**Your goal**:
Lines that hold the word "text" should be located and copied.

[Recorded data]
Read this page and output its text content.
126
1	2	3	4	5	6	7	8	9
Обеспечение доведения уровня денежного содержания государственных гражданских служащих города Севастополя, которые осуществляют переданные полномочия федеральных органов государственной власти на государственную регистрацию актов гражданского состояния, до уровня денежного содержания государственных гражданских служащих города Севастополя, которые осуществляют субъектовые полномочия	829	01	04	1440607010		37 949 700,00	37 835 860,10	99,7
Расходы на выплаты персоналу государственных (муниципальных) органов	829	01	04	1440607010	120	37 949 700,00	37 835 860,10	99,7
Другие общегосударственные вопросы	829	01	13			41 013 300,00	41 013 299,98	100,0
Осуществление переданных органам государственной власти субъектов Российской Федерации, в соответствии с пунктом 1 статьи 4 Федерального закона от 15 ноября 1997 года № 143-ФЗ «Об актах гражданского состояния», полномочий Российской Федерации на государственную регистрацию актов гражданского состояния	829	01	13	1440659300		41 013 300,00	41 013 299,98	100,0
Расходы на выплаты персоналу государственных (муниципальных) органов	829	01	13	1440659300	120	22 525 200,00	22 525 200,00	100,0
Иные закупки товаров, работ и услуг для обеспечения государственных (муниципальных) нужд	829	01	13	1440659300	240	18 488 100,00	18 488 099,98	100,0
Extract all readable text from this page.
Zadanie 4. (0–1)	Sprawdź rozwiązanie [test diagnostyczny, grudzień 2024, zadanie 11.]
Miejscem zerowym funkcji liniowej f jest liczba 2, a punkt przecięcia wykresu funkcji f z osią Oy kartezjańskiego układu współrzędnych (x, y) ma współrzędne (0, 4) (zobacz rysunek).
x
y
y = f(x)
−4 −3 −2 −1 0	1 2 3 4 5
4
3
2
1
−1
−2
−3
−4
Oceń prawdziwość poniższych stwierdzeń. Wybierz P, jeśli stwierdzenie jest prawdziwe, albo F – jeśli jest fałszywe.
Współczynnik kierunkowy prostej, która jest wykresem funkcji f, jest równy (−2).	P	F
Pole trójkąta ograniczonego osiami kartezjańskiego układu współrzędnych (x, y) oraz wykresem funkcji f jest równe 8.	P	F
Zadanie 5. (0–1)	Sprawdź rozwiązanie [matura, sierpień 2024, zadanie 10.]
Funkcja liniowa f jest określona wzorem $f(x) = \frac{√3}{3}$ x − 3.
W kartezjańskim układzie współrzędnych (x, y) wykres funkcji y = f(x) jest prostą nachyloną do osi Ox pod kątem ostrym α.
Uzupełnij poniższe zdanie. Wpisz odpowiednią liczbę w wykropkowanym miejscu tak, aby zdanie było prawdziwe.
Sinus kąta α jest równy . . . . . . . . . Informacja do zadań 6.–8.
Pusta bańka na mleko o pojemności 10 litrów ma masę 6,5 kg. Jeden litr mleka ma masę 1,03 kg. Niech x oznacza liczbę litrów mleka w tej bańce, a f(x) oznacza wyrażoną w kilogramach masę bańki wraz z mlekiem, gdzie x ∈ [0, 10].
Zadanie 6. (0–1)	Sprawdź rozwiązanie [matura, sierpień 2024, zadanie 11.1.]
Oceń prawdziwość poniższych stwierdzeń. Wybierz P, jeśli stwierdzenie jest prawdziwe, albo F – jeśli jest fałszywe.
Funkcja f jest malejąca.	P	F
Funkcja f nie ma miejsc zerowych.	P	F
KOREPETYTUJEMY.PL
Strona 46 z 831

**Solution to the exercise**:
Read this page and output its text content.
Extract all readable text from this page.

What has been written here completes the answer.